## Collected data entries
begin

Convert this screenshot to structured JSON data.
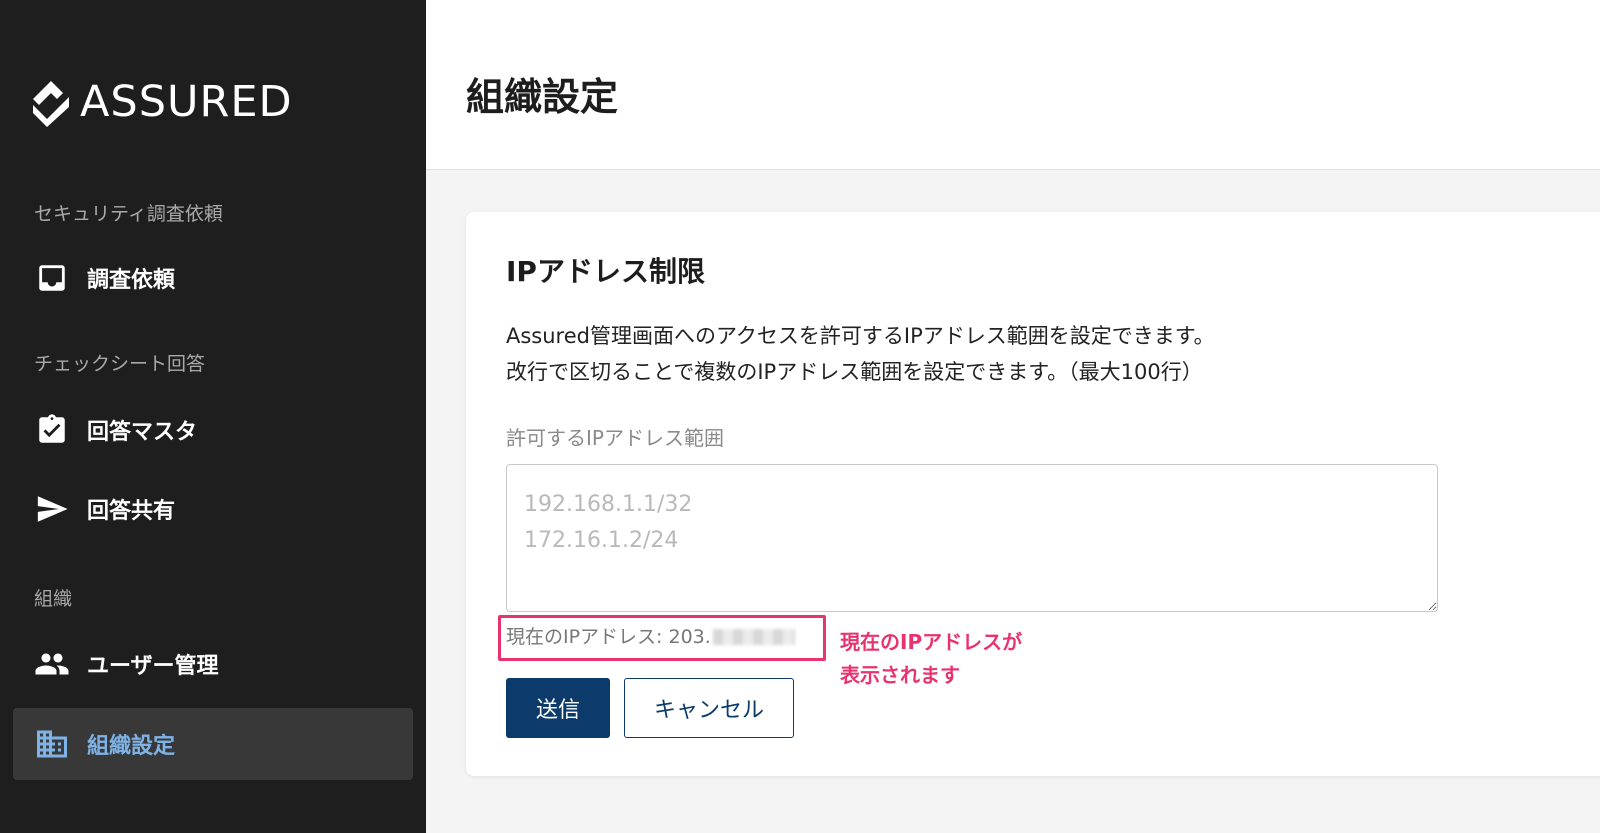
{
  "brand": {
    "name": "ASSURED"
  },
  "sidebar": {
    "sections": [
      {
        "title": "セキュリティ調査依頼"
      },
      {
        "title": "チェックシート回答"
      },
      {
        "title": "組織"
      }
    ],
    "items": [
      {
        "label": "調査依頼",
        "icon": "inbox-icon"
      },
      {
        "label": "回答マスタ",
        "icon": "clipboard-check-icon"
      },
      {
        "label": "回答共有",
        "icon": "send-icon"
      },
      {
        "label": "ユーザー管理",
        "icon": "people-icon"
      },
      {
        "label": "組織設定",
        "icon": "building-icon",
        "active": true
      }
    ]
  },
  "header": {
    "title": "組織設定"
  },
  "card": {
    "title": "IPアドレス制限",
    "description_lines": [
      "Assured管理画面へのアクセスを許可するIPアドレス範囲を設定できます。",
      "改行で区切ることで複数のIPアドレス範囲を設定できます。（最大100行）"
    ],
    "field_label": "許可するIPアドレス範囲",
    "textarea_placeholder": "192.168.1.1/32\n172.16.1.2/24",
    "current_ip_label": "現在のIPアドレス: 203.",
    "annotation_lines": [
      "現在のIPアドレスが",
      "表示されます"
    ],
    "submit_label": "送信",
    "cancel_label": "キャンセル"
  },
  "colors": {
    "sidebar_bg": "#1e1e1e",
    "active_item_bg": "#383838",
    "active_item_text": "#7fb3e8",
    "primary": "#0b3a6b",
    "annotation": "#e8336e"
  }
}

end

Print each entry shown above with exact wording and no pictures.

Convert this screenshot to structured JSON data.
{
  "brand": {
    "name": "ASSURED"
  },
  "sidebar": {
    "sections": [
      {
        "title": "セキュリティ調査依頼"
      },
      {
        "title": "チェックシート回答"
      },
      {
        "title": "組織"
      }
    ],
    "items": [
      {
        "label": "調査依頼",
        "icon": "inbox-icon"
      },
      {
        "label": "回答マスタ",
        "icon": "clipboard-check-icon"
      },
      {
        "label": "回答共有",
        "icon": "send-icon"
      },
      {
        "label": "ユーザー管理",
        "icon": "people-icon"
      },
      {
        "label": "組織設定",
        "icon": "building-icon",
        "active": true
      }
    ]
  },
  "header": {
    "title": "組織設定"
  },
  "card": {
    "title": "IPアドレス制限",
    "description_lines": [
      "Assured管理画面へのアクセスを許可するIPアドレス範囲を設定できます。",
      "改行で区切ることで複数のIPアドレス範囲を設定できます。（最大100行）"
    ],
    "field_label": "許可するIPアドレス範囲",
    "textarea_placeholder": "192.168.1.1/32\n172.16.1.2/24",
    "current_ip_label": "現在のIPアドレス: 203.",
    "annotation_lines": [
      "現在のIPアドレスが",
      "表示されます"
    ],
    "submit_label": "送信",
    "cancel_label": "キャンセル"
  },
  "colors": {
    "sidebar_bg": "#1e1e1e",
    "active_item_bg": "#383838",
    "active_item_text": "#7fb3e8",
    "primary": "#0b3a6b",
    "annotation": "#e8336e"
  }
}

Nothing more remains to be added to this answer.